* **Exercise instructions**: Tally the lines holding "image" and state only that figure.

— START —

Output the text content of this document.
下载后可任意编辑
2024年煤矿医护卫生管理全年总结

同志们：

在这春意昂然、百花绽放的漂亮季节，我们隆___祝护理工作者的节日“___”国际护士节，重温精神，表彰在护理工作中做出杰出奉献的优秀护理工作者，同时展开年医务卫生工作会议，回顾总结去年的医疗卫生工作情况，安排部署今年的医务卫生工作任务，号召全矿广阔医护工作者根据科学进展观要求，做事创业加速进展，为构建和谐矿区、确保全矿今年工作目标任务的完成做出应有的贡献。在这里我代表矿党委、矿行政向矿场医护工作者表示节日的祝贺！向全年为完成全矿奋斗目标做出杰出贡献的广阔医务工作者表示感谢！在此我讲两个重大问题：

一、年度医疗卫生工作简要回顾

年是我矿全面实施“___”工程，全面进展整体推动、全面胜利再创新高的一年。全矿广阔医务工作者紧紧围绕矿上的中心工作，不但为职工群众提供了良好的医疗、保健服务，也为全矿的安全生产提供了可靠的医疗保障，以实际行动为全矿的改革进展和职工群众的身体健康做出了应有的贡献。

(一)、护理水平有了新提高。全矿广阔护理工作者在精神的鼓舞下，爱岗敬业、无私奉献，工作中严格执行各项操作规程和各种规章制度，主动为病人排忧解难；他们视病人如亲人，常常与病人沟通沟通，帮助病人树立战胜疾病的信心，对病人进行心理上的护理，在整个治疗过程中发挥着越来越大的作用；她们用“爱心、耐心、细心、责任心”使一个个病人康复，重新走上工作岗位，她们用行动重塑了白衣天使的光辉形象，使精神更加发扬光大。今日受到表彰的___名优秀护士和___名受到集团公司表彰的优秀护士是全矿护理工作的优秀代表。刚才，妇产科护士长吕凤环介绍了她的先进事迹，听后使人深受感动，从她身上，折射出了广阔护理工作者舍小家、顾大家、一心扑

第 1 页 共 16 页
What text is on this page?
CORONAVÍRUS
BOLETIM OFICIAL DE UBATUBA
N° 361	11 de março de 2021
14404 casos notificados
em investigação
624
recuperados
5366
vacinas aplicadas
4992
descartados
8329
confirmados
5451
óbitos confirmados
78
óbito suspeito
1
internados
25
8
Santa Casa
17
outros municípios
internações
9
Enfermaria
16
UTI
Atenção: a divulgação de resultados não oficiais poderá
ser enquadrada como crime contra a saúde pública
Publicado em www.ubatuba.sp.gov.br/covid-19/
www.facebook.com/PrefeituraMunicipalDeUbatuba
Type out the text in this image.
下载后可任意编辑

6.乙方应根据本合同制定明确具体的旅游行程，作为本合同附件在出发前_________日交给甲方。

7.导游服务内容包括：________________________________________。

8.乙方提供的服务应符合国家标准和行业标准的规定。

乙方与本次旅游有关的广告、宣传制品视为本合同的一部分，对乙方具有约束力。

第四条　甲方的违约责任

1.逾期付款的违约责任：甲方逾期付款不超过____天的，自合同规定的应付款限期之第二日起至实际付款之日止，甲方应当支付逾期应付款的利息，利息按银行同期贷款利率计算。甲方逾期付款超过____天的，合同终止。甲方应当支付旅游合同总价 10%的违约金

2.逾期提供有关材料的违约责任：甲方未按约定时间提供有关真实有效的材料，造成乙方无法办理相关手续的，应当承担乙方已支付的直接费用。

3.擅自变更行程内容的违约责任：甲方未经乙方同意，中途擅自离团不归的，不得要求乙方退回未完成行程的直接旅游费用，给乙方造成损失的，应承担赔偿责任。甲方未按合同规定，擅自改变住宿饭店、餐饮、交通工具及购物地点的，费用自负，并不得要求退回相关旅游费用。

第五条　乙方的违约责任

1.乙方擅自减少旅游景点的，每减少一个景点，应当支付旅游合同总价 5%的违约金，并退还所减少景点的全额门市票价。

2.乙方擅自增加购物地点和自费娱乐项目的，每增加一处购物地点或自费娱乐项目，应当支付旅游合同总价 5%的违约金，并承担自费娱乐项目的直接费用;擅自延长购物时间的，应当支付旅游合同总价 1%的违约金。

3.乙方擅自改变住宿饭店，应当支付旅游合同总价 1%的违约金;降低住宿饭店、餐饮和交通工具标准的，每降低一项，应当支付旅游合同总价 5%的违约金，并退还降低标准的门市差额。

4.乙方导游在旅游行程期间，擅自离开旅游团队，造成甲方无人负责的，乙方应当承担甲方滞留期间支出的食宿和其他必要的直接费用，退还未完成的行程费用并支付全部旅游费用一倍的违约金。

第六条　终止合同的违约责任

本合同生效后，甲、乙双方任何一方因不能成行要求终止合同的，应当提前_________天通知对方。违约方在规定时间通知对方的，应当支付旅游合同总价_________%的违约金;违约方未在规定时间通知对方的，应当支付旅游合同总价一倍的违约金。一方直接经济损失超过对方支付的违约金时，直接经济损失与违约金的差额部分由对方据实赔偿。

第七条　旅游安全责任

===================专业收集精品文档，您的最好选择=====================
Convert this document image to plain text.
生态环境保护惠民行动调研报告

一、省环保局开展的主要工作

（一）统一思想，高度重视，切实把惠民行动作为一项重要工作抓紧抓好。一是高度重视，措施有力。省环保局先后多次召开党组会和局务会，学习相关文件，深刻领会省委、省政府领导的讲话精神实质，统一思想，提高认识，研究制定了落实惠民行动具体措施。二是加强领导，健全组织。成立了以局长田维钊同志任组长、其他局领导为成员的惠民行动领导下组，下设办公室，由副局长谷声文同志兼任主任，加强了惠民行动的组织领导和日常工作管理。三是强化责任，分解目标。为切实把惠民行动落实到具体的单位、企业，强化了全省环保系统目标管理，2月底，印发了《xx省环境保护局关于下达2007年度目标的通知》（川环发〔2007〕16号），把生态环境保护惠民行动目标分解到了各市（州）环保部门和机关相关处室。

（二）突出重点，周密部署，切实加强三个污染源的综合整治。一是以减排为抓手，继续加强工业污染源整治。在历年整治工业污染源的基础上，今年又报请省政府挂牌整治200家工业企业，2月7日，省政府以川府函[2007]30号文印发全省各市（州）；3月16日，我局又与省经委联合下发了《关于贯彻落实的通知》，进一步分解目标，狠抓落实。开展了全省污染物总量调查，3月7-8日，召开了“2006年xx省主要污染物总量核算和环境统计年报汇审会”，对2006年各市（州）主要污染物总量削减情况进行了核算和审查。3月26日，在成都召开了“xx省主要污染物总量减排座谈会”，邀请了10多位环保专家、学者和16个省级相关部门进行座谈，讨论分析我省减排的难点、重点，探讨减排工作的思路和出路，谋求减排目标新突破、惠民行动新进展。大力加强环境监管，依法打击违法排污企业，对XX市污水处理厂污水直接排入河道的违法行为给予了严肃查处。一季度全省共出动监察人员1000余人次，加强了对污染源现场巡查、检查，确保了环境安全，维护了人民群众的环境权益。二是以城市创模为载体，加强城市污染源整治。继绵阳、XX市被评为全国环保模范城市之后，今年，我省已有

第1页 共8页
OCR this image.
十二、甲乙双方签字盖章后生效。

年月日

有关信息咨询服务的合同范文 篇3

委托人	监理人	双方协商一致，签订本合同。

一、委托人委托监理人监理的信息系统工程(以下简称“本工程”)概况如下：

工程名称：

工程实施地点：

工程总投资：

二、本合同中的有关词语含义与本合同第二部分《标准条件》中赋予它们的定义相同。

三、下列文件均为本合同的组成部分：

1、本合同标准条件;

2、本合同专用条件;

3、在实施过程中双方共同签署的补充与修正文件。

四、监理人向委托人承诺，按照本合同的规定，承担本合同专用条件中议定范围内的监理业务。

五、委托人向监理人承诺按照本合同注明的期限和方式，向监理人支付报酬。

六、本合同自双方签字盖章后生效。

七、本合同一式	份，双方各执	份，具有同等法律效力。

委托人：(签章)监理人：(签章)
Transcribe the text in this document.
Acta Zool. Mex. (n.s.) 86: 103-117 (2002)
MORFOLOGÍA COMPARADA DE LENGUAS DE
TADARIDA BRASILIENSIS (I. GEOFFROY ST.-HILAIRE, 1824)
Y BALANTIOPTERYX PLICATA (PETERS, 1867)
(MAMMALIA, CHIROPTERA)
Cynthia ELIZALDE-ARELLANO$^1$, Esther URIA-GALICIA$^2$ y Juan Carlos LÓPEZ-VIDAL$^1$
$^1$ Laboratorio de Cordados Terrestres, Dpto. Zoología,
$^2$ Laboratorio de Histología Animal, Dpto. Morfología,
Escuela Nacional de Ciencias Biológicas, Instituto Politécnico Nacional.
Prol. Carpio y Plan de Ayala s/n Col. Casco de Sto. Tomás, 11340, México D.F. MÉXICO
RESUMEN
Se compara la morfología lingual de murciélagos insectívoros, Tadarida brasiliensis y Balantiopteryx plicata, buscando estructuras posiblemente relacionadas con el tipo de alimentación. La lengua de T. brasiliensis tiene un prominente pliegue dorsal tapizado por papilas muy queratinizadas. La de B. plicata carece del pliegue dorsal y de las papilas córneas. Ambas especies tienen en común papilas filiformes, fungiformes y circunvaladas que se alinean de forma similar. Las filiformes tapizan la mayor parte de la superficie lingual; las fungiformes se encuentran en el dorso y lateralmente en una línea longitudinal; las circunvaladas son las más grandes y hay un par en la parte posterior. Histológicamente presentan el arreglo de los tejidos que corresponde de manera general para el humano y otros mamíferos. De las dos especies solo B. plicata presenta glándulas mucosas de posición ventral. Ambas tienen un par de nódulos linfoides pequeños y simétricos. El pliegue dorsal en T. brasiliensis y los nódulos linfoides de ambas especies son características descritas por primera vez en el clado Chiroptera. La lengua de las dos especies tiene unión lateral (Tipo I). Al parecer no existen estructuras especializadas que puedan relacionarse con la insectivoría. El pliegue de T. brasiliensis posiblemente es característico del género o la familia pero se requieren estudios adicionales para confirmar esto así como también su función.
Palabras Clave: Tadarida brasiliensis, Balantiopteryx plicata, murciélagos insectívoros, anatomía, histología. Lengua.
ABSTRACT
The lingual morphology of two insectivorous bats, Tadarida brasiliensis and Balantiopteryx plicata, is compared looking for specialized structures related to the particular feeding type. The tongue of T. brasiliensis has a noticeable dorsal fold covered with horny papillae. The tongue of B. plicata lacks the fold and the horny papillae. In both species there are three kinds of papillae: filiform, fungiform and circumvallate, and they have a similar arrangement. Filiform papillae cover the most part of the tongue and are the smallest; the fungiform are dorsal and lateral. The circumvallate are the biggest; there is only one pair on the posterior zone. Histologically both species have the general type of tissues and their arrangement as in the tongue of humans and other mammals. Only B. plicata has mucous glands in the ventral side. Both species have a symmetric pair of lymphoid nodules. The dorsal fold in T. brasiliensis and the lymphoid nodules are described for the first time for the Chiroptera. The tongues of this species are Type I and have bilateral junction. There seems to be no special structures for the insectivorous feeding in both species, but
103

— END —

* **Output below**: 3